■ GOAL OF THE EXERCISE
Retype the stretch of the thread about clearing a late parent's house from "We have never" through "and difficult job.", word for word.

[[ EXCERPT, beginning ]]

We've removed all the obvious rubbish, but now left with loads of sentimental stuff- all their clothes and shoes, hundreds of carefully selected books, ornaments, artwork etc. I just don't know where to start. Not a lot of storage room at either my of dbs houses. I can't bear throwing away things they loved.

GETTINGLIKEMYMOTHER · 14/11/2023 07:44

It’s a horrible job, you have my sympathy.

When we were clearing my DM’s house, a sister IL had the brainwave of posting on Freecycle (or whatever the local thing was) that there would be a free ‘help yourself’ afternoon.

We piled a load of stuff in the sitting room - it was amazing what people came and took away, inc. e.g. things like saucepans, which we thought a mite too old and worn to give to a charity shop.

My DM hadn’t died, she’d had to move to a care home (dementia). Having also done it after a death, IMO it’s almost worse when someone’s still alive - you feel as if you’re throwing their whole life away - I did, anyway.

Borntobeamum · 14/11/2023 11:20

I hear all of you!
Ive recently completed on the sale of my parents home after losing them in the last year.

It was a stunning home, and could easily have appeared in Homes and Gardens - in its hey day.

However, it was a nightmare to clear. Mum had saved so much absolute rubbish, including her own hair when she’s pulled it out of a brush or trimmed it herself. We discovered all her medications in boxes in her wardrobe from the last 5 years. Unfortunately dementia was taking hold and Dad had no idea about all this.

I sent so much to charity, made hundreds of trips to the Tip but I’m afraid our garage is now full of China, antiques and handmade furniture that my great great grandad made for his marriage.

I move house this week.
I also have a large house that I’m trying to pack up, knowing the garage needs to be dealt with too.

I’m going through feeling totally overwhelmed for the second time in A few months.

Send HELP. Lots of it!

MereDintofPandiculation · 14/11/2023 14:46

I’ve started saving Amazon paper that they pad out their oversized boxes with - it’s useful under the cats’ feeding tray, don’t have to wash the floor so often. DH is saving little transparent plastic food boxes to sort nails and screws into. He has a whole stack of them downstairs. I fear we’re turning into hoarders. DC will not understand, any more than I understood my father stockpiling plastic margarine tubs against the time the LA got round to recycling them.

Not yet saving my hair, though Grin

WaWaWaWaaaaaa · 14/11/2023 15:21

When we got rid of my Dads stuff we were brutal and got rid of almost everything. I kept some photos but I can't, off hand, think of anything else. He was t the type of person to attach any sentimentality to objects so we didn't either. He died of cancer so we gave anything of any worth to a Cancer Charity shop.
We sold his car and put the money towards a garden makeover for my Mum.

We have never regretted getting rid of everything. I still find plenty of things remind me of my Dad, I'm not going to forget him because I haven't got his stuff.

WaWaWaWaaaaaa · 14/11/2023 15:22

Sorry OP, I forgot to say that I am sorry for your loss and that I'm not the least bit surprised you are feeling overwhelmed. It's a massive and difficult job.

MissMarplesNiece · 15/11/2023 08:16

Clearing a loved ones house is difficult.

[[ EXCERPT, end ]]
[[ INFORMATION PROVIDED, beginning ]]

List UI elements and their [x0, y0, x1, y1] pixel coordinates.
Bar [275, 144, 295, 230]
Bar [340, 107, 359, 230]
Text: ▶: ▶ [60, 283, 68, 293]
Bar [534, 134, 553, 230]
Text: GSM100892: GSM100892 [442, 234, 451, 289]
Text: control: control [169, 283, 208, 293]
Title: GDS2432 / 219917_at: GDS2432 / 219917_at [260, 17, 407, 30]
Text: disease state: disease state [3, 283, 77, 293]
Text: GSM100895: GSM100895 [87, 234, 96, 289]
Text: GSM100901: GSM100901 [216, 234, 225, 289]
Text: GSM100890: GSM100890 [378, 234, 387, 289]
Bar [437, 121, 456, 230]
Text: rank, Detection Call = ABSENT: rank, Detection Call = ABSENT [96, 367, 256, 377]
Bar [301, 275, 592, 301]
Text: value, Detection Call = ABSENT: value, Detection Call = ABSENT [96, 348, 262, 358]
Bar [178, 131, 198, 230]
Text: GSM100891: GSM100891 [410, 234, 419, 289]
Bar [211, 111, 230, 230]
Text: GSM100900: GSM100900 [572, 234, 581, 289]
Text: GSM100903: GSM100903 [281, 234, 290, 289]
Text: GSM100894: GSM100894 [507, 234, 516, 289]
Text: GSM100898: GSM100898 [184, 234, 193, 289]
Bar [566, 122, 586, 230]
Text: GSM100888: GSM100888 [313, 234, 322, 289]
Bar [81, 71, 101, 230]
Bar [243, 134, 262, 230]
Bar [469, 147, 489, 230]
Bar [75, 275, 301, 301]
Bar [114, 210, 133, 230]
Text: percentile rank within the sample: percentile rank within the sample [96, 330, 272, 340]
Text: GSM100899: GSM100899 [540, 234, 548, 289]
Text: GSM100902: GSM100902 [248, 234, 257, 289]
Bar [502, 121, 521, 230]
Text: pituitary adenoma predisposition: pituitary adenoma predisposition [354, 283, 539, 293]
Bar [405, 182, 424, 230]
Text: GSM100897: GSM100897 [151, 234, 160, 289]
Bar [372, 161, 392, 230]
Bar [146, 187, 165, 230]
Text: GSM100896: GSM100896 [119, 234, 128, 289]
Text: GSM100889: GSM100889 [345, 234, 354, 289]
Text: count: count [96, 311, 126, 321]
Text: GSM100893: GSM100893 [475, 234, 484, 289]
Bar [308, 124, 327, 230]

[[ INFORMATION PROVIDED, end ]]

■ THE ANSWER
We have never regretted getting rid of everything. I still find plenty of things remind me of my Dad, I'm not going to forget him because I haven't got his stuff.

WaWaWaWaaaaaa · 14/11/2023 15:22

Sorry OP, I forgot to say that I am sorry for your loss and that I'm not the least bit surprised you are feeling overwhelmed. It's a massive and difficult job.